■ **MATERIAL PROVIDED**:
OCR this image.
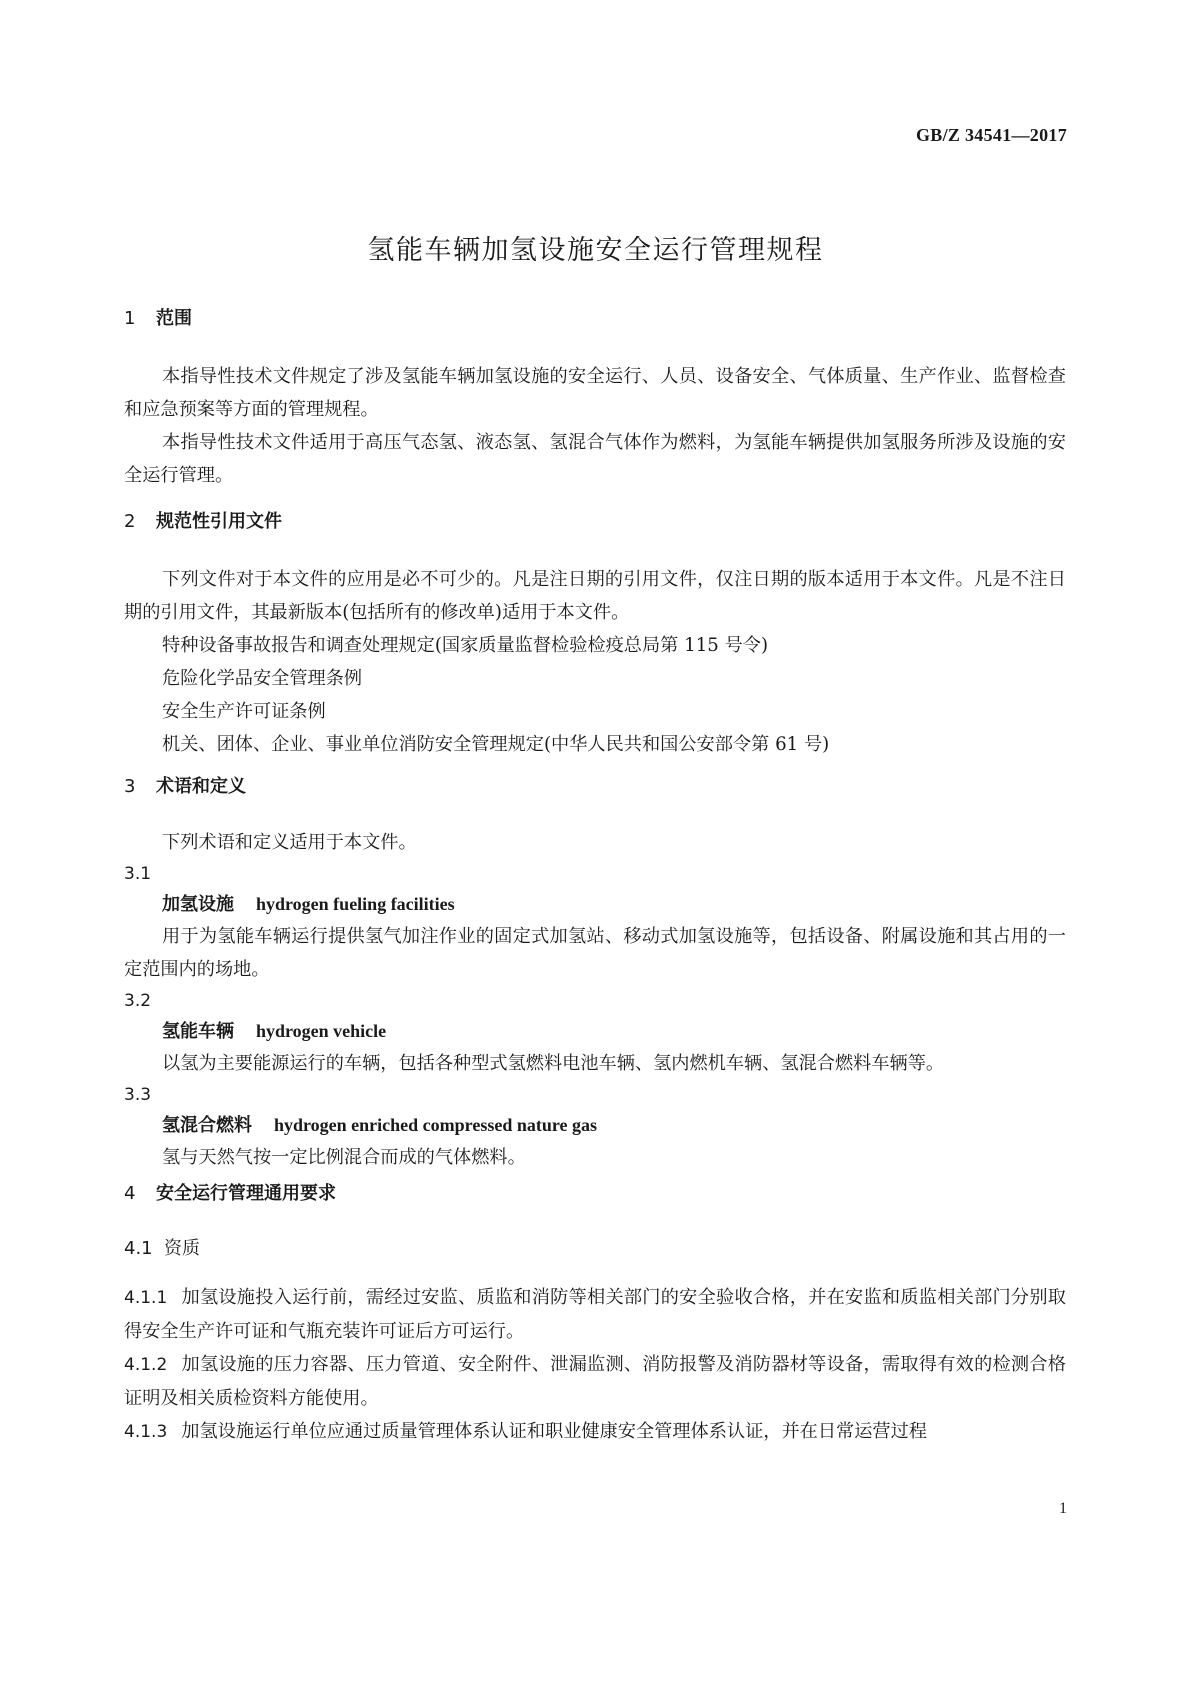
GB/Z 34541—2017
氢能车辆加氢设施安全运行管理规程
1 范围

本指导性技术文件规定了涉及氢能车辆加氢设施的安全运行、人员、设备安全、气体质量、生产作业、监督检查和应急预案等方面的管理规程。

本指导性技术文件适用于高压气态氢、液态氢、氢混合气体作为燃料，为氢能车辆提供加氢服务所涉及设施的安全运行管理。

2 规范性引用文件

下列文件对于本文件的应用是必不可少的。凡是注日期的引用文件，仅注日期的版本适用于本文件。凡是不注日期的引用文件，其最新版本(包括所有的修改单)适用于本文件。

特种设备事故报告和调查处理规定(国家质量监督检验检疫总局第 115 号令)
危险化学品安全管理条例
安全生产许可证条例
机关、团体、企业、事业单位消防安全管理规定(中华人民共和国公安部令第 61 号)
3 术语和定义
下列术语和定义适用于本文件。
3.1
加氢设施 hydrogen fueling facilities

用于为氢能车辆运行提供氢气加注作业的固定式加氢站、移动式加氢设施等，包括设备、附属设施和其占用的一定范围内的场地。

3.2
氢能车辆 hydrogen vehicle

以氢为主要能源运行的车辆，包括各种型式氢燃料电池车辆、氢内燃机车辆、氢混合燃料车辆等。

3.3
氢混合燃料 hydrogen enriched compressed nature gas

氢与天然气按一定比例混合而成的气体燃料。

4 安全运行管理通用要求
4.1 资质

4.1.1 加氢设施投入运行前，需经过安监、质监和消防等相关部门的安全验收合格，并在安监和质监相关部门分别取得安全生产许可证和气瓶充装许可证后方可运行。

4.1.2 加氢设施的压力容器、压力管道、安全附件、泄漏监测、消防报警及消防器材等设备，需取得有效的检测合格证明及相关质检资料方能使用。

4.1.3 加氢设施运行单位应通过质量管理体系认证和职业健康安全管理体系认证，并在日常运营过程

1
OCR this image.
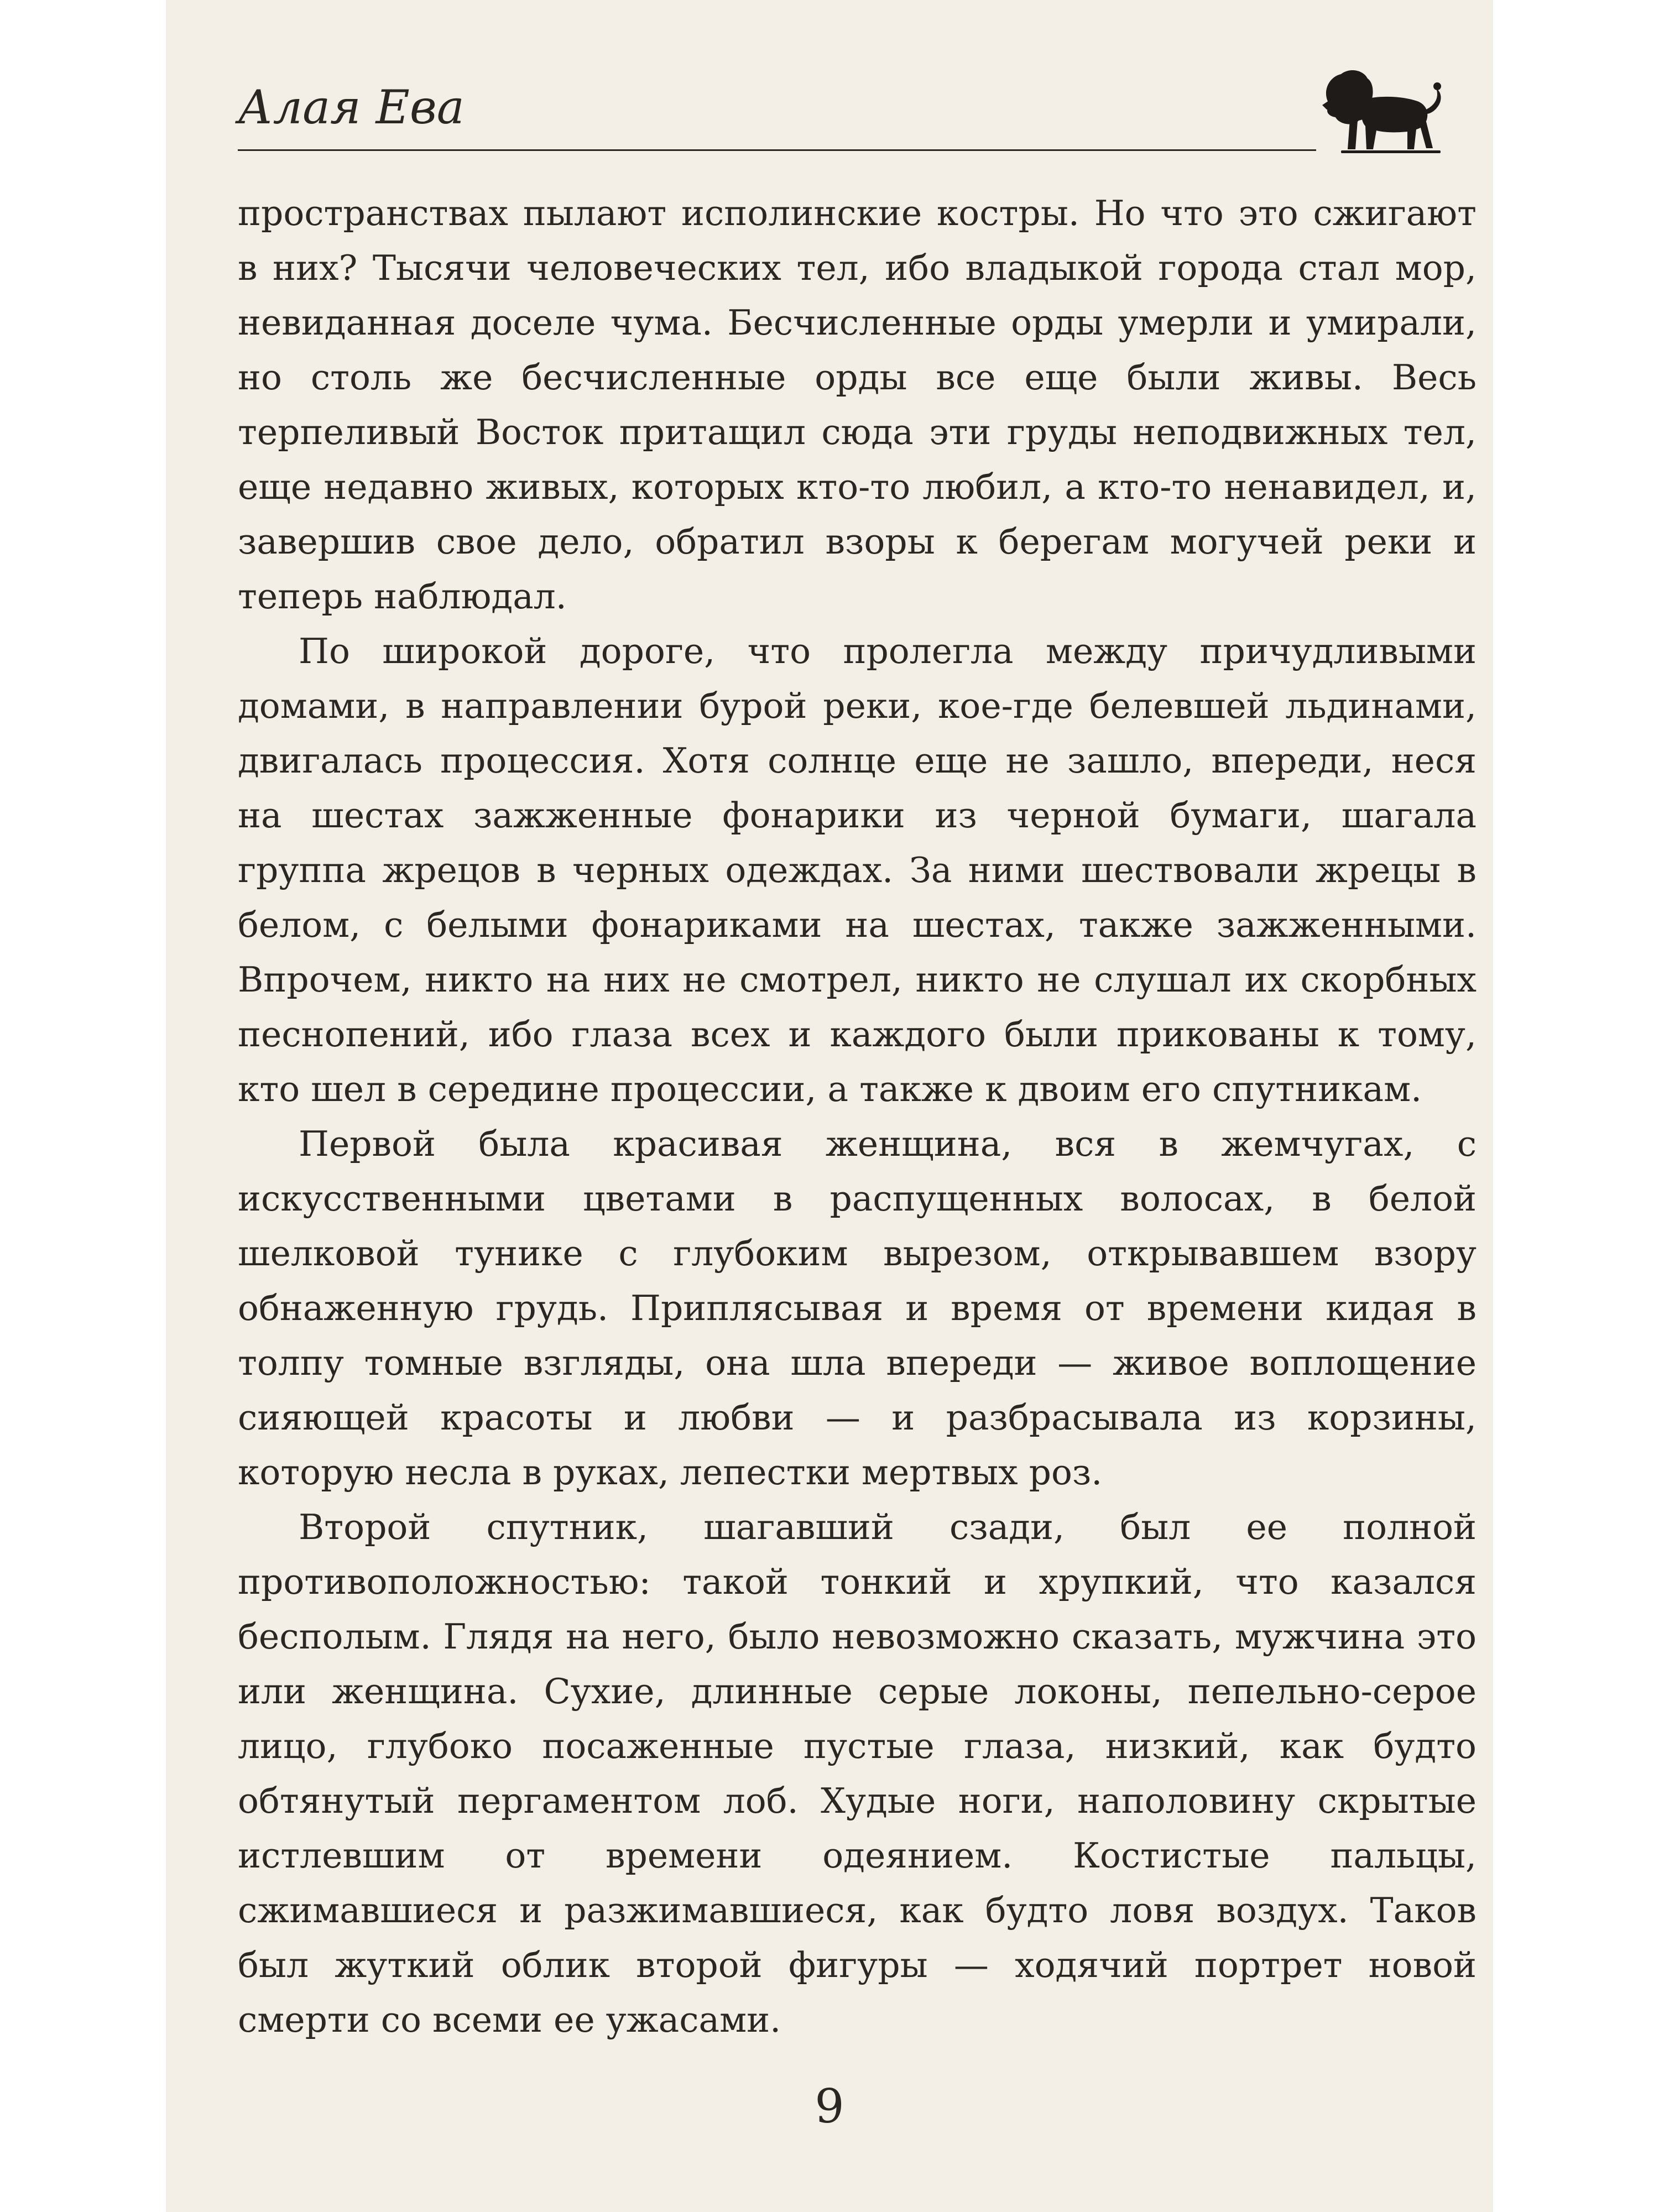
Алая Ева

пространствах пылают исполинские костры. Но что это сжигают в них? Тысячи человеческих тел, ибо владыкой города стал мор, невиданная доселе чума. Бесчисленные орды умерли и умирали, но столь же бесчисленные орды все еще были живы. Весь терпеливый Восток притащил сюда эти груды неподвижных тел, еще недавно живых, которых кто-то любил, а кто-то ненавидел, и, завершив свое дело, обратил взоры к берегам могучей реки и теперь наблюдал.

По широкой дороге, что пролегла между причудливыми домами, в направлении бурой реки, кое-где белевшей льдинами, двигалась процессия. Хотя солнце еще не зашло, впереди, неся на шестах зажженные фонарики из черной бумаги, шагала группа жрецов в черных одеждах. За ними шествовали жрецы в белом, с белыми фонариками на шестах, также зажженными. Впрочем, никто на них не смотрел, никто не слушал их скорбных песнопений, ибо глаза всех и каждого были прикованы к тому, кто шел в середине процессии, а также к двоим его спутникам.

Первой была красивая женщина, вся в жемчугах, с искусственными цветами в распущенных волосах, в белой шелковой тунике с глубоким вырезом, открывавшем взору обнаженную грудь. Приплясывая и время от времени кидая в толпу томные взгляды, она шла впереди — живое воплощение сияющей красоты и любви — и разбрасывала из корзины, которую несла в руках, лепестки мертвых роз.

Второй спутник, шагавший сзади, был ее полной противоположностью: такой тонкий и хрупкий, что казался бесполым. Глядя на него, было невозможно сказать, мужчина это или женщина. Сухие, длинные серые локоны, пепельно-серое лицо, глубоко посаженные пустые глаза, низкий, как будто обтянутый пергаментом лоб. Худые ноги, наполовину скрытые истлевшим от времени одеянием. Костистые пальцы, сжимавшиеся и разжимавшиеся, как будто ловя воздух. Таков был жуткий облик второй фигуры — ходячий портрет новой смерти со всеми ее ужасами.

9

■ **EXERCISE REQUIREMENTS**:
What is the number of lines that hold the string "hydrogen"? Give it alone.

■ **EXERCISE RESULT**:
3